* start Given information *

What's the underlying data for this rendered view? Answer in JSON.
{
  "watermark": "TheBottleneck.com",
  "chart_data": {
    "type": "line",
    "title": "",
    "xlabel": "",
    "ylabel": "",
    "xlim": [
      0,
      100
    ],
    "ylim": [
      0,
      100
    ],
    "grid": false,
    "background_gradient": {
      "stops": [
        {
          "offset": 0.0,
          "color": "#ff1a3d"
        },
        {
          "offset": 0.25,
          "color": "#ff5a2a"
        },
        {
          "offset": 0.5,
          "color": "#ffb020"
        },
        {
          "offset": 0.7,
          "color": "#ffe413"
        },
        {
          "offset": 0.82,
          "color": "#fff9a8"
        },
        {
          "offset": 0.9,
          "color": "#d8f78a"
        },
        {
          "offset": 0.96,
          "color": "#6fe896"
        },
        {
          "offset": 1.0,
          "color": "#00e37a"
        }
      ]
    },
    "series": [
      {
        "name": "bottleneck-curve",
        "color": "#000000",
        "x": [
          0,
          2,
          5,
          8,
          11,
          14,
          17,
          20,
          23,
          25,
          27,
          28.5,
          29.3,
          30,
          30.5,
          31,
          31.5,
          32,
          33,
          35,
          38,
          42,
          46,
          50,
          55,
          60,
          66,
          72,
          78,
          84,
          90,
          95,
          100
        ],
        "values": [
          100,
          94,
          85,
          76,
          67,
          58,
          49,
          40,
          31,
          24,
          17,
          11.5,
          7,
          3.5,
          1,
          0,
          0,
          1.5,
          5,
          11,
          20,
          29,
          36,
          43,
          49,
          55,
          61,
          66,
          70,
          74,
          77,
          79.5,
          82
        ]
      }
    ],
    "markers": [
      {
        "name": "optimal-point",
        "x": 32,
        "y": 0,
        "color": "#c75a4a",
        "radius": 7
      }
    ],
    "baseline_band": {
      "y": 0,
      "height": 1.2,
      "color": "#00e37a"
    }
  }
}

* end Given information *

**Work instructions**
Write out the whole listing again, exactly as it stands.

**Solution below**
What's the underlying data for this rendered view? Answer in JSON.
{
  "watermark": "TheBottleneck.com",
  "chart_data": {
    "type": "line",
    "title": "",
    "xlabel": "",
    "ylabel": "",
    "xlim": [
      0,
      100
    ],
    "ylim": [
      0,
      100
    ],
    "grid": false,
    "background_gradient": {
      "stops": [
        {
          "offset": 0.0,
          "color": "#ff1a3d"
        },
        {
          "offset": 0.25,
          "color": "#ff5a2a"
        },
        {
          "offset": 0.5,
          "color": "#ffb020"
        },
        {
          "offset": 0.7,
          "color": "#ffe413"
        },
        {
          "offset": 0.82,
          "color": "#fff9a8"
        },
        {
          "offset": 0.9,
          "color": "#d8f78a"
        },
        {
          "offset": 0.96,
          "color": "#6fe896"
        },
        {
          "offset": 1.0,
          "color": "#00e37a"
        }
      ]
    },
    "series": [
      {
        "name": "bottleneck-curve",
        "color": "#000000",
        "x": [
          0,
          2,
          5,
          8,
          11,
          14,
          17,
          20,
          23,
          25,
          27,
          28.5,
          29.3,
          30,
          30.5,
          31,
          31.5,
          32,
          33,
          35,
          38,
          42,
          46,
          50,
          55,
          60,
          66,
          72,
          78,
          84,
          90,
          95,
          100
        ],
        "values": [
          100,
          94,
          85,
          76,
          67,
          58,
          49,
          40,
          31,
          24,
          17,
          11.5,
          7,
          3.5,
          1,
          0,
          0,
          1.5,
          5,
          11,
          20,
          29,
          36,
          43,
          49,
          55,
          61,
          66,
          70,
          74,
          77,
          79.5,
          82
        ]
      }
    ],
    "markers": [
      {
        "name": "optimal-point",
        "x": 32,
        "y": 0,
        "color": "#c75a4a",
        "radius": 7
      }
    ],
    "baseline_band": {
      "y": 0,
      "height": 1.2,
      "color": "#00e37a"
    }
  }
}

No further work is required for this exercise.